Rows taken from a dataset:
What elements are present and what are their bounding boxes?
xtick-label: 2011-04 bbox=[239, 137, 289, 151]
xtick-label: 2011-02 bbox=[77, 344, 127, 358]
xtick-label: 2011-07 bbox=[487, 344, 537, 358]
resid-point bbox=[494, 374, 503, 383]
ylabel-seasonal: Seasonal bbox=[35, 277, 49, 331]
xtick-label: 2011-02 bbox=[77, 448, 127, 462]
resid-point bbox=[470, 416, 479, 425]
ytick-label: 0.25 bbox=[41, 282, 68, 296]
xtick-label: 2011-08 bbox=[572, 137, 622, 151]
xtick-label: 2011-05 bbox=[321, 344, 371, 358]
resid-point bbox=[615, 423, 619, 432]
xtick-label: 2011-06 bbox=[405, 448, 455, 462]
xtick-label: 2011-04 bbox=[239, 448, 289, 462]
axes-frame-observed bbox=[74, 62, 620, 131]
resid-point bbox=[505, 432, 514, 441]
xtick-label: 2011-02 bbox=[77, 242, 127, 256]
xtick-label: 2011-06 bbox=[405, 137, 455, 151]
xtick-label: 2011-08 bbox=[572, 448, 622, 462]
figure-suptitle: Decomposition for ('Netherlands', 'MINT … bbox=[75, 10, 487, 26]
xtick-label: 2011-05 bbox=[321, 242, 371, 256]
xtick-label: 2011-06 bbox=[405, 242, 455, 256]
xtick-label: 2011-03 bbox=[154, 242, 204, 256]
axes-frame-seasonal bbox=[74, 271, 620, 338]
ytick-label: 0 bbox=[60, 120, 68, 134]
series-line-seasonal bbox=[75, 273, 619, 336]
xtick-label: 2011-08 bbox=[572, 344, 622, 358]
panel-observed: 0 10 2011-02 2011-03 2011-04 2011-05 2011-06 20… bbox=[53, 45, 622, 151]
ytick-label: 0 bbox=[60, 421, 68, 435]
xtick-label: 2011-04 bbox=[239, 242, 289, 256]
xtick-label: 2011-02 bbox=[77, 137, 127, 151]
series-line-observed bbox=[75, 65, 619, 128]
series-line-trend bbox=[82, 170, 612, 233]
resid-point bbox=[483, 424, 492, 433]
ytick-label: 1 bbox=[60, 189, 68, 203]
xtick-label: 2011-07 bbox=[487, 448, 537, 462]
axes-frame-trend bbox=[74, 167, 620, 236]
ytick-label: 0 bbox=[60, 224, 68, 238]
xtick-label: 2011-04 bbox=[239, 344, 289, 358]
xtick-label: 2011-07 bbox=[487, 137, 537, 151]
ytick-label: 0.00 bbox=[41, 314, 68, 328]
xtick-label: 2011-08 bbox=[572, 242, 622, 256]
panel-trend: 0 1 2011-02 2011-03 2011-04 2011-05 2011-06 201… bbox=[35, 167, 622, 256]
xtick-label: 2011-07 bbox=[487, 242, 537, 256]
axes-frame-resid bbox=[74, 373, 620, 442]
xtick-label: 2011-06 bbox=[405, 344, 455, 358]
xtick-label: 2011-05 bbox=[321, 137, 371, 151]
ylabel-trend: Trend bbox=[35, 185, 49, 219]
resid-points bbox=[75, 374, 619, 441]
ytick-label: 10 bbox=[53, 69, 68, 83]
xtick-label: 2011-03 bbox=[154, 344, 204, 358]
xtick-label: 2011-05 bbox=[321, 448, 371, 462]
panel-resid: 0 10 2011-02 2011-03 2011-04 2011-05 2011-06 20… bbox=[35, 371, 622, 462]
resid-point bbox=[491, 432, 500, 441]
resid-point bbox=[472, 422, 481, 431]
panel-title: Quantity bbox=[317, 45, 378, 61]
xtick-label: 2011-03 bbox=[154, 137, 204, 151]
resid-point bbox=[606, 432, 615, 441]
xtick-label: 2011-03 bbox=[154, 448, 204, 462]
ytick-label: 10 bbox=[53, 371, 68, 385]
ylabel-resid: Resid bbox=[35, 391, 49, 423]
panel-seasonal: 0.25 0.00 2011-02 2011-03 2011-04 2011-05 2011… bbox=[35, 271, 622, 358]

Directive:
Reproduce verbatim every line from the beginning of the data through the line containing "resid-point bbox=[494, 374, 503, 383]", including that final line.

Exercise response:
What elements are present and what are their bounding boxes?
xtick-label: 2011-04 bbox=[239, 137, 289, 151]
xtick-label: 2011-02 bbox=[77, 344, 127, 358]
xtick-label: 2011-07 bbox=[487, 344, 537, 358]
resid-point bbox=[494, 374, 503, 383]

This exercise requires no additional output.